## Written instruction
Transcribe the listing in full, excluding any pictures.

__________________________________________________

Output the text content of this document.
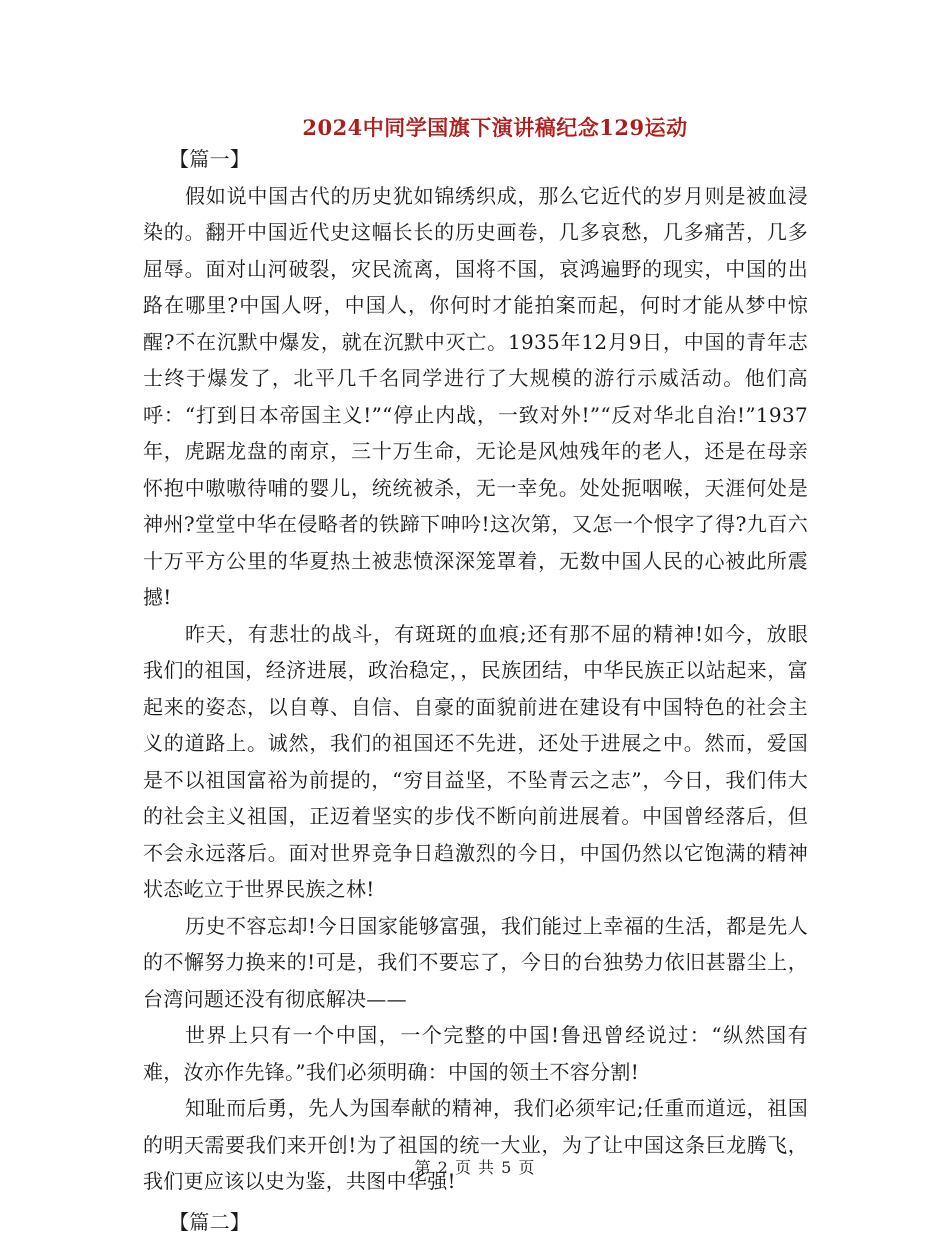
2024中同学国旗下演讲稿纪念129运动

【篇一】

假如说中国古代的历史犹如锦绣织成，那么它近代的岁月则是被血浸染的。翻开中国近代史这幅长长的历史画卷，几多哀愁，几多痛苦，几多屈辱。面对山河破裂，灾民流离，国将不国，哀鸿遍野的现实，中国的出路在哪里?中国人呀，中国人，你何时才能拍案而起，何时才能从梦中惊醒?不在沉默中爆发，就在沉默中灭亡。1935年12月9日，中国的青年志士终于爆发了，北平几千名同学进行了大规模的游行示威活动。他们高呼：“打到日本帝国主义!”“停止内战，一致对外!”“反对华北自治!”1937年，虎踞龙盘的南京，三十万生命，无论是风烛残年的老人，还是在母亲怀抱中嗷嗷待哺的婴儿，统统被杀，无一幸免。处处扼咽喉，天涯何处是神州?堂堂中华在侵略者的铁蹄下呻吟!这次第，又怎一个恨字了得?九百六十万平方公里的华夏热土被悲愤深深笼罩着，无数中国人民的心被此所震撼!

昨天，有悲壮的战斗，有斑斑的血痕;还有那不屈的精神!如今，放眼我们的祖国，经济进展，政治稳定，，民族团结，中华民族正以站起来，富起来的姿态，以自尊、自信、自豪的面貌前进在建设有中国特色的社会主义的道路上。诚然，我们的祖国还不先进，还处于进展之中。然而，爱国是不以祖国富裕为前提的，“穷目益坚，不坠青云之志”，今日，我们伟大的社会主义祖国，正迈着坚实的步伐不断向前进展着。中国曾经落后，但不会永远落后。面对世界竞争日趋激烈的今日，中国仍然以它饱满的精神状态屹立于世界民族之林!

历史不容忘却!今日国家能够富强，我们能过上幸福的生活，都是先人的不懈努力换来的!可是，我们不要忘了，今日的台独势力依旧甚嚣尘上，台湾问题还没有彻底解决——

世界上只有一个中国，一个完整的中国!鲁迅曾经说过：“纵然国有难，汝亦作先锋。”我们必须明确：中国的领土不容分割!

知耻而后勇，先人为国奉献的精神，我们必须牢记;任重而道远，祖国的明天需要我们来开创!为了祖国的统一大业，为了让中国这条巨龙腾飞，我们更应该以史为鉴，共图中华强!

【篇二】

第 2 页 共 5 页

__________________________________________________

## Solution
Output the text content of this document.
2024中同学国旗下演讲稿纪念129运动

【篇一】

假如说中国古代的历史犹如锦绣织成，那么它近代的岁月则是被血浸染的。翻开中国近代史这幅长长的历史画卷，几多哀愁，几多痛苦，几多屈辱。面对山河破裂，灾民流离，国将不国，哀鸿遍野的现实，中国的出路在哪里?中国人呀，中国人，你何时才能拍案而起，何时才能从梦中惊醒?不在沉默中爆发，就在沉默中灭亡。1935年12月9日，中国的青年志士终于爆发了，北平几千名同学进行了大规模的游行示威活动。他们高呼：“打到日本帝国主义!”“停止内战，一致对外!”“反对华北自治!”1937年，虎踞龙盘的南京，三十万生命，无论是风烛残年的老人，还是在母亲怀抱中嗷嗷待哺的婴儿，统统被杀，无一幸免。处处扼咽喉，天涯何处是神州?堂堂中华在侵略者的铁蹄下呻吟!这次第，又怎一个恨字了得?九百六十万平方公里的华夏热土被悲愤深深笼罩着，无数中国人民的心被此所震撼!

昨天，有悲壮的战斗，有斑斑的血痕;还有那不屈的精神!如今，放眼我们的祖国，经济进展，政治稳定，，民族团结，中华民族正以站起来，富起来的姿态，以自尊、自信、自豪的面貌前进在建设有中国特色的社会主义的道路上。诚然，我们的祖国还不先进，还处于进展之中。然而，爱国是不以祖国富裕为前提的，“穷目益坚，不坠青云之志”，今日，我们伟大的社会主义祖国，正迈着坚实的步伐不断向前进展着。中国曾经落后，但不会永远落后。面对世界竞争日趋激烈的今日，中国仍然以它饱满的精神状态屹立于世界民族之林!

历史不容忘却!今日国家能够富强，我们能过上幸福的生活，都是先人的不懈努力换来的!可是，我们不要忘了，今日的台独势力依旧甚嚣尘上，台湾问题还没有彻底解决——

世界上只有一个中国，一个完整的中国!鲁迅曾经说过：“纵然国有难，汝亦作先锋。”我们必须明确：中国的领土不容分割!

知耻而后勇，先人为国奉献的精神，我们必须牢记;任重而道远，祖国的明天需要我们来开创!为了祖国的统一大业，为了让中国这条巨龙腾飞，我们更应该以史为鉴，共图中华强!

【篇二】

第 2 页 共 5 页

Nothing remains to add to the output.